## WORK INSTRUCTIONS:
Are you able to quote each entry exactly as written?
## begin EXERCISE INPUT
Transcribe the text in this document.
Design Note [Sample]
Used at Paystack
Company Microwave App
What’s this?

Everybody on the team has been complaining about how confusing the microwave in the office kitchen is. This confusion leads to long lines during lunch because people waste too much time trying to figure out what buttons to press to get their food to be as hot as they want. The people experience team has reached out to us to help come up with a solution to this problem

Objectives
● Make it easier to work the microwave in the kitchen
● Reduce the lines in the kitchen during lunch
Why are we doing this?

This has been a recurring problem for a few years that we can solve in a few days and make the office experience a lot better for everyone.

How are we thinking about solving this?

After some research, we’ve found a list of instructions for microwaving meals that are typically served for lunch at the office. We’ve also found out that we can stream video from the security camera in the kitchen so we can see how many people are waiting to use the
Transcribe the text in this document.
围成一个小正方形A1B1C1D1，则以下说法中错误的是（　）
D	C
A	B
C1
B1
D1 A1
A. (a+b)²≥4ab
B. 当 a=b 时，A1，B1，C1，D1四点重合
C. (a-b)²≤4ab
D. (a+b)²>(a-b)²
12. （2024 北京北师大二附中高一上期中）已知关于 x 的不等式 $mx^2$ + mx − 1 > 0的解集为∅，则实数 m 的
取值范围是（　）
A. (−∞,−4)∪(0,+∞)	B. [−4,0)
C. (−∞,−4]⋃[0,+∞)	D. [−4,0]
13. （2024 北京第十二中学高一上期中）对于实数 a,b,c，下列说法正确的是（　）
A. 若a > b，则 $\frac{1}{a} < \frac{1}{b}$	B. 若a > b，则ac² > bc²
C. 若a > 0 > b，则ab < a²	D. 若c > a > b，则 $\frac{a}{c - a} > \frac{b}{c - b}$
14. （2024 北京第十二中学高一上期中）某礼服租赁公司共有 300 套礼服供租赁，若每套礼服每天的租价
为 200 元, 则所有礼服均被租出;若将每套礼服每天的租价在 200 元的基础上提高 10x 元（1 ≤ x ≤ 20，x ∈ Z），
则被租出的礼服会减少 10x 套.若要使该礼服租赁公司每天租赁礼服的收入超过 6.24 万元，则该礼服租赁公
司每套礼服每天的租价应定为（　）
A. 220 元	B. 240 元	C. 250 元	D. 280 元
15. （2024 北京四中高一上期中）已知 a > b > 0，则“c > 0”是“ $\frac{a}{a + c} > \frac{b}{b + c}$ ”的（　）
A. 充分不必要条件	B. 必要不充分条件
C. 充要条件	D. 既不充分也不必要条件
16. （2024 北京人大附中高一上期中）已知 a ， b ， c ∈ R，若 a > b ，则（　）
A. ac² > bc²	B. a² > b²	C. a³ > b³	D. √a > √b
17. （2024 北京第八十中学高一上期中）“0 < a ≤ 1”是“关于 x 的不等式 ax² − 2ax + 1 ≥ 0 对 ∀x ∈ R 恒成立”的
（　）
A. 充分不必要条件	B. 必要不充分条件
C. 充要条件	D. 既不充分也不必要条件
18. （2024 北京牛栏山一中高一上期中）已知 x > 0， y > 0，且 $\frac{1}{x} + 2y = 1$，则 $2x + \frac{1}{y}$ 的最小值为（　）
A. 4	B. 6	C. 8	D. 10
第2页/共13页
## end EXERCISE INPUT
## EXERCISE OUTPUT:
Transcribe the text in this document.
Design Note [Sample]
Used at Paystack
Company Microwave App
What’s this?

Everybody on the team has been complaining about how confusing the microwave in the office kitchen is. This confusion leads to long lines during lunch because people waste too much time trying to figure out what buttons to press to get their food to be as hot as they want. The people experience team has reached out to us to help come up with a solution to this problem

Objectives
● Make it easier to work the microwave in the kitchen
● Reduce the lines in the kitchen during lunch
Why are we doing this?

This has been a recurring problem for a few years that we can solve in a few days and make the office experience a lot better for everyone.

How are we thinking about solving this?

After some research, we’ve found a list of instructions for microwaving meals that are typically served for lunch at the office. We’ve also found out that we can stream video from the security camera in the kitchen so we can see how many people are waiting to use the
Transcribe the text in this document.
围成一个小正方形A1B1C1D1，则以下说法中错误的是（　）
D	C
A	B
C1
B1
D1 A1
A. (a+b)²≥4ab
B. 当 a=b 时，A1，B1，C1，D1四点重合
C. (a-b)²≤4ab
D. (a+b)²>(a-b)²
12. （2024 北京北师大二附中高一上期中）已知关于 x 的不等式 $mx^2$ + mx − 1 > 0的解集为∅，则实数 m 的
取值范围是（　）
A. (−∞,−4)∪(0,+∞)	B. [−4,0)
C. (−∞,−4]⋃[0,+∞)	D. [−4,0]
13. （2024 北京第十二中学高一上期中）对于实数 a,b,c，下列说法正确的是（　）
A. 若a > b，则 $\frac{1}{a} < \frac{1}{b}$	B. 若a > b，则ac² > bc²
C. 若a > 0 > b，则ab < a²	D. 若c > a > b，则 $\frac{a}{c - a} > \frac{b}{c - b}$
14. （2024 北京第十二中学高一上期中）某礼服租赁公司共有 300 套礼服供租赁，若每套礼服每天的租价
为 200 元, 则所有礼服均被租出;若将每套礼服每天的租价在 200 元的基础上提高 10x 元（1 ≤ x ≤ 20，x ∈ Z），
则被租出的礼服会减少 10x 套.若要使该礼服租赁公司每天租赁礼服的收入超过 6.24 万元，则该礼服租赁公
司每套礼服每天的租价应定为（　）
A. 220 元	B. 240 元	C. 250 元	D. 280 元
15. （2024 北京四中高一上期中）已知 a > b > 0，则“c > 0”是“ $\frac{a}{a + c} > \frac{b}{b + c}$ ”的（　）
A. 充分不必要条件	B. 必要不充分条件
C. 充要条件	D. 既不充分也不必要条件
16. （2024 北京人大附中高一上期中）已知 a ， b ， c ∈ R，若 a > b ，则（　）
A. ac² > bc²	B. a² > b²	C. a³ > b³	D. √a > √b
17. （2024 北京第八十中学高一上期中）“0 < a ≤ 1”是“关于 x 的不等式 ax² − 2ax + 1 ≥ 0 对 ∀x ∈ R 恒成立”的
（　）
A. 充分不必要条件	B. 必要不充分条件
C. 充要条件	D. 既不充分也不必要条件
18. （2024 北京牛栏山一中高一上期中）已知 x > 0， y > 0，且 $\frac{1}{x} + 2y = 1$，则 $2x + \frac{1}{y}$ 的最小值为（　）
A. 4	B. 6	C. 8	D. 10
第2页/共13页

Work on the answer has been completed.